▸ GIVEN REQUEST
Copy each line of the records that holds the string "σπόρος".

▸ EXCERPTED DATA
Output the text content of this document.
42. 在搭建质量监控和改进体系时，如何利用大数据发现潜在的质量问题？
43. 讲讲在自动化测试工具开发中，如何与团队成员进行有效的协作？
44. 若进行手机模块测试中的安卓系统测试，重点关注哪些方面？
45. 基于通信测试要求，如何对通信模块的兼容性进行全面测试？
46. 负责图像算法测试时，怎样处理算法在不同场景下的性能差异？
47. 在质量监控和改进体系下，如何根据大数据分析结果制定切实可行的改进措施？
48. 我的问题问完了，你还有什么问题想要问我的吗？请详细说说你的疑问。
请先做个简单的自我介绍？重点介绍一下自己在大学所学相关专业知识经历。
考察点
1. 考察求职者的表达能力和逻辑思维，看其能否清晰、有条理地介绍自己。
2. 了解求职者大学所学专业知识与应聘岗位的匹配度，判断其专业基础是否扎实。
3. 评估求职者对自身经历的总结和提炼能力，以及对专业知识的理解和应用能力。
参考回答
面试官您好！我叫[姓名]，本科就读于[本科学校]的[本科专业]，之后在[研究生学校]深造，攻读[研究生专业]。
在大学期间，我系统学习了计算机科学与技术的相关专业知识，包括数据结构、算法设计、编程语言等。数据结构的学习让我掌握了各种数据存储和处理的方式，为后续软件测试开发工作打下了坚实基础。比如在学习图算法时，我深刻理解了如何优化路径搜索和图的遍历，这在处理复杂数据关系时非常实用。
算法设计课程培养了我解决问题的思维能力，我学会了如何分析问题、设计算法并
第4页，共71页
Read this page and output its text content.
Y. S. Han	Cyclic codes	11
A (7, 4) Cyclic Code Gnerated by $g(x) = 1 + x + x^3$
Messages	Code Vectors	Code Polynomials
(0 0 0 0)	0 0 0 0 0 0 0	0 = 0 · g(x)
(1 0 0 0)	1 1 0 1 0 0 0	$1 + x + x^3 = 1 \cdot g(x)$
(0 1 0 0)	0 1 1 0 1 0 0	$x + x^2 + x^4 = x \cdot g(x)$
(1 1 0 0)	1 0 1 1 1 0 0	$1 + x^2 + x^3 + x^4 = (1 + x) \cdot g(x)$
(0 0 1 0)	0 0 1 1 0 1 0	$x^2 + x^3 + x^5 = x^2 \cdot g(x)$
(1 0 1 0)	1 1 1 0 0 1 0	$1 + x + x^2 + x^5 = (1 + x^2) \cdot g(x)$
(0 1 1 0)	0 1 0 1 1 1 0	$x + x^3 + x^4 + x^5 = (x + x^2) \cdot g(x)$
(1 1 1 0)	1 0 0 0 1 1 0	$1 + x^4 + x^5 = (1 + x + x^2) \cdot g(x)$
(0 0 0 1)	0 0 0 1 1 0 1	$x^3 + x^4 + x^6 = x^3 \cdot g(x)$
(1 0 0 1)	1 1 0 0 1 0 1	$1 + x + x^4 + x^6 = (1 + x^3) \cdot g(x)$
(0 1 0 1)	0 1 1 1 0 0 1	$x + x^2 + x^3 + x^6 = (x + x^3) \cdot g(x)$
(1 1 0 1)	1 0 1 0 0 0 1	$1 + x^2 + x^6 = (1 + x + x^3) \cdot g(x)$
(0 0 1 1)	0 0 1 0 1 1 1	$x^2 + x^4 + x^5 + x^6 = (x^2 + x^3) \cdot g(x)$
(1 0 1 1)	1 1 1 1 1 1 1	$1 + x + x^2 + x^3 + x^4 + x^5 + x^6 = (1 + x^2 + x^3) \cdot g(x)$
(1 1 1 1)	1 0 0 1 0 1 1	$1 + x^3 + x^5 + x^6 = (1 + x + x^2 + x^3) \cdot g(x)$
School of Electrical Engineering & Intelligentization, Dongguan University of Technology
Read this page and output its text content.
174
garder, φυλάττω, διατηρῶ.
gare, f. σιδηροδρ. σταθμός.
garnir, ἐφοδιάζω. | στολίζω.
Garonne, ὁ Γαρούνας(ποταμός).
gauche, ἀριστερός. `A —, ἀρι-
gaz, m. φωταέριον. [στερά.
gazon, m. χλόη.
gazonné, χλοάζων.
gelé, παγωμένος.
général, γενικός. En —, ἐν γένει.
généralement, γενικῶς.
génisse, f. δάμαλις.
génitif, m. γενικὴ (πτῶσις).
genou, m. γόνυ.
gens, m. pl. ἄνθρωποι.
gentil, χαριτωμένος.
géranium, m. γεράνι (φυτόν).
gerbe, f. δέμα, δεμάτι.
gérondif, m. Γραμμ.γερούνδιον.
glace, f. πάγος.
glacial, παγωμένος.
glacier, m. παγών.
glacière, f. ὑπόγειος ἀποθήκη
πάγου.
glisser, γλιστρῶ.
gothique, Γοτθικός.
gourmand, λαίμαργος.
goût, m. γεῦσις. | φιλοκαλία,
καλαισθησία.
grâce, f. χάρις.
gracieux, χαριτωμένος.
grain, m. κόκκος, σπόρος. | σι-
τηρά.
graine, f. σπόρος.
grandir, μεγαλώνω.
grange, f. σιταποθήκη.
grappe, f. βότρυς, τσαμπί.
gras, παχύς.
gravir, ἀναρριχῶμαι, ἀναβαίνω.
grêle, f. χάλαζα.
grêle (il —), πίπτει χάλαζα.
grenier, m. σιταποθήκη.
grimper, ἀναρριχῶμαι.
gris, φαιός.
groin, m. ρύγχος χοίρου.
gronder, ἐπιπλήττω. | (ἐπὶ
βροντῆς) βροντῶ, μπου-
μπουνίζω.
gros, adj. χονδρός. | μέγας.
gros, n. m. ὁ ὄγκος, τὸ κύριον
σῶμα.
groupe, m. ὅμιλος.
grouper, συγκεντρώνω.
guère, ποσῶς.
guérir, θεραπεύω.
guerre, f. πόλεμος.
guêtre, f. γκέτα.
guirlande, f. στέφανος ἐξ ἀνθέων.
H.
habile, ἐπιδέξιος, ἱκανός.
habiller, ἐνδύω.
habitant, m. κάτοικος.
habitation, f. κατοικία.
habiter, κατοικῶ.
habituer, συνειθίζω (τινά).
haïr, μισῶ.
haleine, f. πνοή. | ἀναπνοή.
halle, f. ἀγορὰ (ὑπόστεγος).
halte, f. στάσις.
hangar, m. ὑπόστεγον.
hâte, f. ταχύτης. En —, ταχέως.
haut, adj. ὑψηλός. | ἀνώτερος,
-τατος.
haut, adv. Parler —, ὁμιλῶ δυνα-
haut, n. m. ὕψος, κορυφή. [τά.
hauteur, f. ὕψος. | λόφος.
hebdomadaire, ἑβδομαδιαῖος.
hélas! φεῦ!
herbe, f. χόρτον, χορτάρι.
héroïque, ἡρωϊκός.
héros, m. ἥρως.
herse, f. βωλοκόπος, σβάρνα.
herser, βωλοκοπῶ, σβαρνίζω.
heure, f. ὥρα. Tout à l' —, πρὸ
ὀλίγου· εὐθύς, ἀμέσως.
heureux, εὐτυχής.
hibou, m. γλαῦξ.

▸ FULL RESPONSE
grain, m. κόκκος, σπόρος. | σι-
graine, f. σπόρος.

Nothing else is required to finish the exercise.